### JOB
Reproduce word for word every line from the start of the records below down to and including the line that contains "- observation-3-paragraph: Observation".

━━━━━ INPUT DATA

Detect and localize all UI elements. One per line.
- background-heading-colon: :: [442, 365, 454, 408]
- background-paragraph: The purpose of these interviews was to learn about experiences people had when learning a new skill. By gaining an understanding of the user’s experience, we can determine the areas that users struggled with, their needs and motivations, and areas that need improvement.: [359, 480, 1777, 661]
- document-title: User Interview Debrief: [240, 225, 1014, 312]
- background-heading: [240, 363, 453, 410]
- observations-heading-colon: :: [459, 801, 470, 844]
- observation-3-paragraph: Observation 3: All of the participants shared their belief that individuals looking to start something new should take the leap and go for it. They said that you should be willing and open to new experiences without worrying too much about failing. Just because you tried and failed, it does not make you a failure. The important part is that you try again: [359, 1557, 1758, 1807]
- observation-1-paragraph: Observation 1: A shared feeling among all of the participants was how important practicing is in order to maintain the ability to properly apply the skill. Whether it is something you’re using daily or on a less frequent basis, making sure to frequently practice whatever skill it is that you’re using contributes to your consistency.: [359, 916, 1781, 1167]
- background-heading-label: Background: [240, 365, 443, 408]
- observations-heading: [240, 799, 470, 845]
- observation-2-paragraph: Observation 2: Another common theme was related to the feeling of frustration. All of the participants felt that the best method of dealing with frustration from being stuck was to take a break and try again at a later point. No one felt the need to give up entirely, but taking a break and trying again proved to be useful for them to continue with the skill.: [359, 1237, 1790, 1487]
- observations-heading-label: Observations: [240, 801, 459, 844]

━━━━━━━━━━

### TASK OUTPUT
Detect and localize all UI elements. One per line.
- background-heading-colon: :: [442, 365, 454, 408]
- background-paragraph: The purpose of these interviews was to learn about experiences people had when learning a new skill. By gaining an understanding of the user’s experience, we can determine the areas that users struggled with, their needs and motivations, and areas that need improvement.: [359, 480, 1777, 661]
- document-title: User Interview Debrief: [240, 225, 1014, 312]
- background-heading: [240, 363, 453, 410]
- observations-heading-colon: :: [459, 801, 470, 844]
- observation-3-paragraph: Observation 3: All of the participants shared their belief that individuals looking to start something new should take the leap and go for it. They said that you should be willing and open to new experiences without worrying too much about failing. Just because you tried and failed, it does not make you a failure. The important part is that you try again: [359, 1557, 1758, 1807]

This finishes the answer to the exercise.